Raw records
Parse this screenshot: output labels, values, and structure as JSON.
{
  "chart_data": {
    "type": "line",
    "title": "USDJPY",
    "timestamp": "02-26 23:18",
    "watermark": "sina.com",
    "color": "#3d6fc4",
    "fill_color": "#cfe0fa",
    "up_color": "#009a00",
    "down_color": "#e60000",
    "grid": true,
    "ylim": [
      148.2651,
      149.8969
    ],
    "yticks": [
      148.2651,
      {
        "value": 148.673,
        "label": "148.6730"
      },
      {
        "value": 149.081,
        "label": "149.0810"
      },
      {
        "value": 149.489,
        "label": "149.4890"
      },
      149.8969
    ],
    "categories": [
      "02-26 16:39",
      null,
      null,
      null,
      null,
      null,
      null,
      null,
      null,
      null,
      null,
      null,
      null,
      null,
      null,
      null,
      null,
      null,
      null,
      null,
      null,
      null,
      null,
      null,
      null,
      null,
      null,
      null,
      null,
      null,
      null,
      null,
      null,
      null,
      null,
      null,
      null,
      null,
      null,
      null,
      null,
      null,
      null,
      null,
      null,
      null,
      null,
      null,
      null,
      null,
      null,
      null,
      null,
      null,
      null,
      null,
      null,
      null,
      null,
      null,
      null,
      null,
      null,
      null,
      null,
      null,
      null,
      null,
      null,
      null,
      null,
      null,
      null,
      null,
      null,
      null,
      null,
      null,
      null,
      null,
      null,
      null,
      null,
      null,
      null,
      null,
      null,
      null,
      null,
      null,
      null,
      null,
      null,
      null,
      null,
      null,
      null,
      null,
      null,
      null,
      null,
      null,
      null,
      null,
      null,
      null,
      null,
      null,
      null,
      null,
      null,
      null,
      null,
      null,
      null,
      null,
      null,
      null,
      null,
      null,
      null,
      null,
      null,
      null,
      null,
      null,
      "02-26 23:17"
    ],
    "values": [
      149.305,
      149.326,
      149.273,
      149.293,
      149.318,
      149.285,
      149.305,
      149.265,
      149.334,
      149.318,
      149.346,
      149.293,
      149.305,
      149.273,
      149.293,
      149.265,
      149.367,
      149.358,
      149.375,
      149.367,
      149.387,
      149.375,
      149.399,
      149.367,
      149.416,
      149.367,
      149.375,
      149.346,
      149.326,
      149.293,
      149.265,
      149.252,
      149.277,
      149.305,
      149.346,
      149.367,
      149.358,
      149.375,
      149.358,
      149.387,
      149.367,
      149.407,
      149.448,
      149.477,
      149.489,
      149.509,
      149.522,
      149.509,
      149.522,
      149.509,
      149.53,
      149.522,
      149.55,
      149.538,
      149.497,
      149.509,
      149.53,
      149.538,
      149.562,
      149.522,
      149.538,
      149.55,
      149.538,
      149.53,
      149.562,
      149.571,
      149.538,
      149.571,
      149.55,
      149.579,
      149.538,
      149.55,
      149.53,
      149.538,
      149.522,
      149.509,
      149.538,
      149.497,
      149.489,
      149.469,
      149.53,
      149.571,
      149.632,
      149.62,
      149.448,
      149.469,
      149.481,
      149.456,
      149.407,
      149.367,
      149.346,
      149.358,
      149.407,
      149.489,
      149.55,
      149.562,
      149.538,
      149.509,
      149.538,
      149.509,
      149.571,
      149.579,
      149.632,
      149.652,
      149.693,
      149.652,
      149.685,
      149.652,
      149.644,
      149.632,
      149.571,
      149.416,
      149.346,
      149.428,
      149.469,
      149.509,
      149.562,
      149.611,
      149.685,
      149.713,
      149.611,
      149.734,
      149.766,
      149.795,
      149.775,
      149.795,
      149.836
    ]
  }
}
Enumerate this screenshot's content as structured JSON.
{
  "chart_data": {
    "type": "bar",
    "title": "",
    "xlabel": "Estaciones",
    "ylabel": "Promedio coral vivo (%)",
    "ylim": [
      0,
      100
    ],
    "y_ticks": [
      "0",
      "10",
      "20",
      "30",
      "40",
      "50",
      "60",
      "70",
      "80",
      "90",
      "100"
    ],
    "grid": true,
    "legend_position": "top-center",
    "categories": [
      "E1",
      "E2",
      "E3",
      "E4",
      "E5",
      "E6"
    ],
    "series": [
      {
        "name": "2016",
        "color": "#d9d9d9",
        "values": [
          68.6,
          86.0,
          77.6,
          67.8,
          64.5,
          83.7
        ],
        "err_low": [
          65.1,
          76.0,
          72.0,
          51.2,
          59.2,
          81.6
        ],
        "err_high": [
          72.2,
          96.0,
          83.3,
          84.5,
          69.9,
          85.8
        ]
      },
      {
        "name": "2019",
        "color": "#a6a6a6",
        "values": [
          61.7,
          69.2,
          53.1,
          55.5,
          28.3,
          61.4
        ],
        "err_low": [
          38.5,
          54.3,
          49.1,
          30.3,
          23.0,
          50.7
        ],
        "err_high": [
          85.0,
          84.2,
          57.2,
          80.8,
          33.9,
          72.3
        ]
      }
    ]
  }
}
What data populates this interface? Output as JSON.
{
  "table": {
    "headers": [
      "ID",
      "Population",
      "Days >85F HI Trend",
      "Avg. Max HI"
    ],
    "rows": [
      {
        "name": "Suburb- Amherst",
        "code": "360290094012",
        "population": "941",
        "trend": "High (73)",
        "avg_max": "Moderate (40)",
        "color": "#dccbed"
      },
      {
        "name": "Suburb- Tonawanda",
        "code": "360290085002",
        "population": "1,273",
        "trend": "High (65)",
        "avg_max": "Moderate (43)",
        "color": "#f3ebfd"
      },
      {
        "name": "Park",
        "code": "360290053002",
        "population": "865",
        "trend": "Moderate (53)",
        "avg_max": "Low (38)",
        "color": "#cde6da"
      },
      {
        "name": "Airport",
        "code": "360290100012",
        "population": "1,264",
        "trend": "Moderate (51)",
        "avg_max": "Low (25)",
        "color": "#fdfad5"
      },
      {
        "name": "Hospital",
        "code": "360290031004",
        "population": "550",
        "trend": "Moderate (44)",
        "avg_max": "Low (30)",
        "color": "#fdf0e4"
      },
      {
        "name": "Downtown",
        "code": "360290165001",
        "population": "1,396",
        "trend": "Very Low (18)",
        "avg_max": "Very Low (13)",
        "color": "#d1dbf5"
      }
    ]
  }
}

■ Stated exercise:
Retype all the records, matching them exactly.

■ The reply:
Parse this screenshot: output labels, values, and structure as JSON.
{
  "chart_data": {
    "type": "line",
    "title": "USDJPY",
    "timestamp": "02-26 23:18",
    "watermark": "sina.com",
    "color": "#3d6fc4",
    "fill_color": "#cfe0fa",
    "up_color": "#009a00",
    "down_color": "#e60000",
    "grid": true,
    "ylim": [
      148.2651,
      149.8969
    ],
    "yticks": [
      148.2651,
      {
        "value": 148.673,
        "label": "148.6730"
      },
      {
        "value": 149.081,
        "label": "149.0810"
      },
      {
        "value": 149.489,
        "label": "149.4890"
      },
      149.8969
    ],
    "categories": [
      "02-26 16:39",
      null,
      null,
      null,
      null,
      null,
      null,
      null,
      null,
      null,
      null,
      null,
      null,
      null,
      null,
      null,
      null,
      null,
      null,
      null,
      null,
      null,
      null,
      null,
      null,
      null,
      null,
      null,
      null,
      null,
      null,
      null,
      null,
      null,
      null,
      null,
      null,
      null,
      null,
      null,
      null,
      null,
      null,
      null,
      null,
      null,
      null,
      null,
      null,
      null,
      null,
      null,
      null,
      null,
      null,
      null,
      null,
      null,
      null,
      null,
      null,
      null,
      null,
      null,
      null,
      null,
      null,
      null,
      null,
      null,
      null,
      null,
      null,
      null,
      null,
      null,
      null,
      null,
      null,
      null,
      null,
      null,
      null,
      null,
      null,
      null,
      null,
      null,
      null,
      null,
      null,
      null,
      null,
      null,
      null,
      null,
      null,
      null,
      null,
      null,
      null,
      null,
      null,
      null,
      null,
      null,
      null,
      null,
      null,
      null,
      null,
      null,
      null,
      null,
      null,
      null,
      null,
      null,
      null,
      null,
      null,
      null,
      null,
      null,
      null,
      null,
      "02-26 23:17"
    ],
    "values": [
      149.305,
      149.326,
      149.273,
      149.293,
      149.318,
      149.285,
      149.305,
      149.265,
      149.334,
      149.318,
      149.346,
      149.293,
      149.305,
      149.273,
      149.293,
      149.265,
      149.367,
      149.358,
      149.375,
      149.367,
      149.387,
      149.375,
      149.399,
      149.367,
      149.416,
      149.367,
      149.375,
      149.346,
      149.326,
      149.293,
      149.265,
      149.252,
      149.277,
      149.305,
      149.346,
      149.367,
      149.358,
      149.375,
      149.358,
      149.387,
      149.367,
      149.407,
      149.448,
      149.477,
      149.489,
      149.509,
      149.522,
      149.509,
      149.522,
      149.509,
      149.53,
      149.522,
      149.55,
      149.538,
      149.497,
      149.509,
      149.53,
      149.538,
      149.562,
      149.522,
      149.538,
      149.55,
      149.538,
      149.53,
      149.562,
      149.571,
      149.538,
      149.571,
      149.55,
      149.579,
      149.538,
      149.55,
      149.53,
      149.538,
      149.522,
      149.509,
      149.538,
      149.497,
      149.489,
      149.469,
      149.53,
      149.571,
      149.632,
      149.62,
      149.448,
      149.469,
      149.481,
      149.456,
      149.407,
      149.367,
      149.346,
      149.358,
      149.407,
      149.489,
      149.55,
      149.562,
      149.538,
      149.509,
      149.538,
      149.509,
      149.571,
      149.579,
      149.632,
      149.652,
      149.693,
      149.652,
      149.685,
      149.652,
      149.644,
      149.632,
      149.571,
      149.416,
      149.346,
      149.428,
      149.469,
      149.509,
      149.562,
      149.611,
      149.685,
      149.713,
      149.611,
      149.734,
      149.766,
      149.795,
      149.775,
      149.795,
      149.836
    ]
  }
}
Enumerate this screenshot's content as structured JSON.
{
  "chart_data": {
    "type": "bar",
    "title": "",
    "xlabel": "Estaciones",
    "ylabel": "Promedio coral vivo (%)",
    "ylim": [
      0,
      100
    ],
    "y_ticks": [
      "0",
      "10",
      "20",
      "30",
      "40",
      "50",
      "60",
      "70",
      "80",
      "90",
      "100"
    ],
    "grid": true,
    "legend_position": "top-center",
    "categories": [
      "E1",
      "E2",
      "E3",
      "E4",
      "E5",
      "E6"
    ],
    "series": [
      {
        "name": "2016",
        "color": "#d9d9d9",
        "values": [
          68.6,
          86.0,
          77.6,
          67.8,
          64.5,
          83.7
        ],
        "err_low": [
          65.1,
          76.0,
          72.0,
          51.2,
          59.2,
          81.6
        ],
        "err_high": [
          72.2,
          96.0,
          83.3,
          84.5,
          69.9,
          85.8
        ]
      },
      {
        "name": "2019",
        "color": "#a6a6a6",
        "values": [
          61.7,
          69.2,
          53.1,
          55.5,
          28.3,
          61.4
        ],
        "err_low": [
          38.5,
          54.3,
          49.1,
          30.3,
          23.0,
          50.7
        ],
        "err_high": [
          85.0,
          84.2,
          57.2,
          80.8,
          33.9,
          72.3
        ]
      }
    ]
  }
}
What data populates this interface? Output as JSON.
{
  "table": {
    "headers": [
      "ID",
      "Population",
      "Days >85F HI Trend",
      "Avg. Max HI"
    ],
    "rows": [
      {
        "name": "Suburb- Amherst",
        "code": "360290094012",
        "population": "941",
        "trend": "High (73)",
        "avg_max": "Moderate (40)",
        "color": "#dccbed"
      },
      {
        "name": "Suburb- Tonawanda",
        "code": "360290085002",
        "population": "1,273",
        "trend": "High (65)",
        "avg_max": "Moderate (43)",
        "color": "#f3ebfd"
      },
      {
        "name": "Park",
        "code": "360290053002",
        "population": "865",
        "trend": "Moderate (53)",
        "avg_max": "Low (38)",
        "color": "#cde6da"
      },
      {
        "name": "Airport",
        "code": "360290100012",
        "population": "1,264",
        "trend": "Moderate (51)",
        "avg_max": "Low (25)",
        "color": "#fdfad5"
      },
      {
        "name": "Hospital",
        "code": "360290031004",
        "population": "550",
        "trend": "Moderate (44)",
        "avg_max": "Low (30)",
        "color": "#fdf0e4"
      },
      {
        "name": "Downtown",
        "code": "360290165001",
        "population": "1,396",
        "trend": "Very Low (18)",
        "avg_max": "Very Low (13)",
        "color": "#d1dbf5"
      }
    ]
  }
}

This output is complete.